>> start RAW DATA

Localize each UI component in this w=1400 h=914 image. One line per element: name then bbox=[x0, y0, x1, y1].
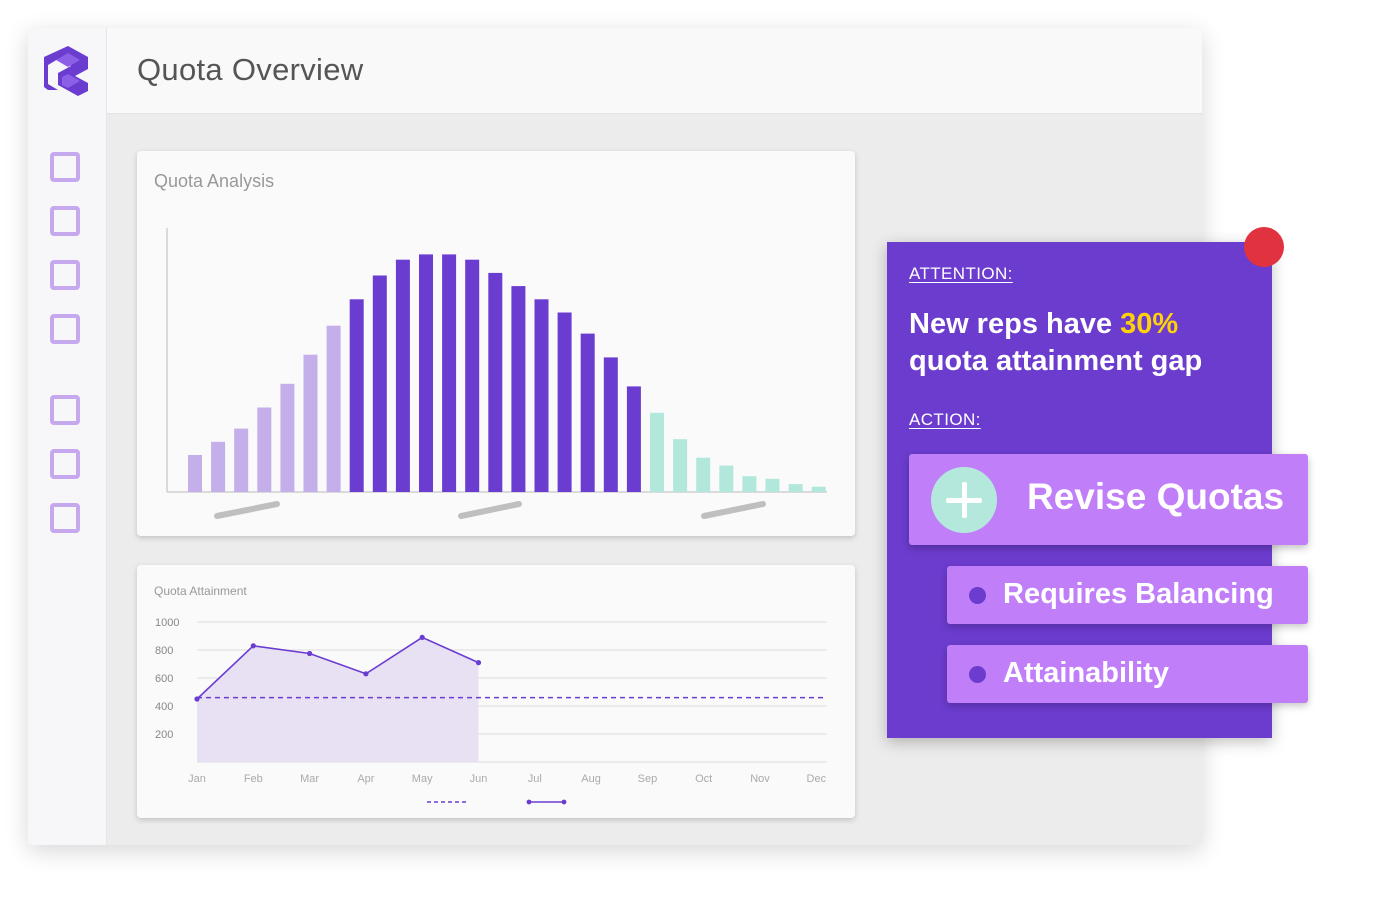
bar-21 bbox=[650, 412, 664, 492]
bar-20 bbox=[626, 386, 641, 492]
bar-9 bbox=[372, 275, 387, 492]
revise-quotas-label: Revise Quotas bbox=[1027, 476, 1285, 517]
x-tick-mar: Mar bbox=[300, 773, 319, 785]
bar-22 bbox=[673, 439, 688, 492]
requires-balancing-label: Requires Balancing bbox=[1003, 578, 1274, 610]
sidebar-item-2[interactable] bbox=[50, 206, 80, 236]
quota-attainment-card: Quota Attainment 200 400 600 800 1000 Jan Feb M… bbox=[137, 565, 855, 818]
x-tick-oct: Oct bbox=[695, 773, 712, 785]
bar-27 bbox=[788, 484, 803, 492]
bar-7 bbox=[326, 325, 341, 492]
x-tick-dec: Dec bbox=[807, 773, 827, 785]
attention-headline: New reps have 30% quota attainment gap bbox=[909, 306, 1259, 380]
attainability-button[interactable]: Attainability bbox=[947, 645, 1308, 703]
attainability-label: Attainability bbox=[1003, 657, 1169, 689]
sidebar-item-6[interactable] bbox=[50, 449, 80, 479]
bar-24 bbox=[719, 465, 734, 492]
attainment-point-6 bbox=[475, 660, 482, 666]
bar-28 bbox=[811, 486, 826, 492]
bar-25 bbox=[742, 476, 757, 492]
bar-17 bbox=[557, 312, 572, 492]
bar-8 bbox=[349, 299, 364, 492]
notification-dot bbox=[1244, 227, 1284, 267]
revise-quotas-button[interactable]: Revise Quotas bbox=[909, 454, 1308, 545]
y-tick-1000: 1000 bbox=[155, 617, 179, 629]
legend-line-marker bbox=[526, 799, 532, 805]
quota-analysis-chart bbox=[166, 228, 827, 519]
bar-6 bbox=[303, 354, 318, 492]
bar-10 bbox=[395, 259, 410, 492]
x-tick-placeholder bbox=[458, 501, 522, 519]
legend-line-marker bbox=[561, 799, 567, 805]
brand-logo-icon[interactable] bbox=[44, 44, 92, 96]
bar-5 bbox=[280, 383, 295, 492]
bar-12 bbox=[442, 254, 457, 492]
bar-11 bbox=[419, 254, 433, 492]
x-tick-jul: Jul bbox=[528, 773, 542, 785]
x-tick-aug: Aug bbox=[581, 773, 601, 785]
bar-26 bbox=[765, 478, 780, 492]
x-tick-placeholder bbox=[701, 501, 766, 519]
x-tick-apr: Apr bbox=[357, 773, 374, 785]
bar-3 bbox=[234, 428, 249, 492]
x-tick-may: May bbox=[412, 773, 433, 785]
bar-23 bbox=[696, 457, 711, 492]
sidebar-item-3[interactable] bbox=[50, 260, 80, 290]
bar-19 bbox=[603, 357, 618, 492]
bar-4 bbox=[257, 407, 272, 492]
x-tick-feb: Feb bbox=[244, 773, 263, 785]
bar-1 bbox=[188, 455, 202, 492]
sidebar-item-5[interactable] bbox=[50, 395, 80, 425]
bullet-icon bbox=[969, 666, 986, 683]
sidebar-item-1[interactable] bbox=[50, 152, 80, 182]
y-tick-200: 200 bbox=[155, 729, 173, 741]
sidebar-item-7[interactable] bbox=[50, 503, 80, 533]
headline-prefix: New reps have bbox=[909, 308, 1121, 340]
bar-15 bbox=[511, 286, 526, 492]
plus-icon bbox=[931, 467, 997, 533]
bullet-icon bbox=[969, 587, 986, 604]
bar-13 bbox=[465, 259, 480, 492]
x-tick-jun: Jun bbox=[470, 773, 488, 785]
y-tick-800: 800 bbox=[155, 645, 173, 657]
sidebar-item-4[interactable] bbox=[50, 314, 80, 344]
bar-2 bbox=[211, 441, 226, 492]
action-label: ACTION: bbox=[909, 410, 981, 429]
headline-suffix: quota attainment gap bbox=[909, 345, 1203, 377]
bar-18 bbox=[580, 333, 595, 492]
y-tick-400: 400 bbox=[155, 701, 173, 713]
y-tick-600: 600 bbox=[155, 673, 173, 685]
attainment-point-2 bbox=[250, 643, 256, 649]
x-tick-sep: Sep bbox=[638, 773, 658, 785]
attainment-point-4 bbox=[363, 671, 369, 677]
attainment-point-5 bbox=[419, 634, 425, 640]
top-bar: Quota Overview bbox=[107, 28, 1202, 114]
attention-label: ATTENTION: bbox=[909, 264, 1013, 283]
sidebar bbox=[28, 28, 107, 845]
quota-attainment-chart: 200 400 600 800 1000 Jan Feb Mar Apr May Jun Jul Aug… bbox=[155, 617, 827, 805]
requires-balancing-button[interactable]: Requires Balancing bbox=[947, 566, 1308, 624]
attainment-area bbox=[197, 637, 479, 762]
x-tick-placeholder bbox=[214, 501, 280, 519]
attainment-point-3 bbox=[307, 650, 313, 657]
bar-14 bbox=[488, 272, 503, 492]
page-title: Quota Overview bbox=[137, 52, 364, 87]
x-tick-jan: Jan bbox=[188, 773, 206, 785]
bar-16 bbox=[534, 299, 549, 492]
headline-highlight: 30% bbox=[1120, 308, 1179, 340]
x-tick-nov: Nov bbox=[750, 773, 770, 785]
quota-analysis-card: Quota Analysis bbox=[137, 151, 855, 536]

>> end RAW DATA

### GOAL OF THE EXERCISE:
Starting with the line containing "bar-21 bbox=[650, 412, 664, 492]" and continuing through the line containing "requires-balancing-label: Requires Balancing", give those lines of the data again with "bbox" substituted by "box" and nothing else altered.

### FINAL RESULT:
bar-21 box=[650, 412, 664, 492]
bar-20 box=[626, 386, 641, 492]
bar-9 box=[372, 275, 387, 492]
revise-quotas-label: Revise Quotas box=[1027, 476, 1285, 517]
x-tick-mar: Mar box=[300, 773, 319, 785]
bar-22 box=[673, 439, 688, 492]
requires-balancing-label: Requires Balancing box=[1003, 578, 1274, 610]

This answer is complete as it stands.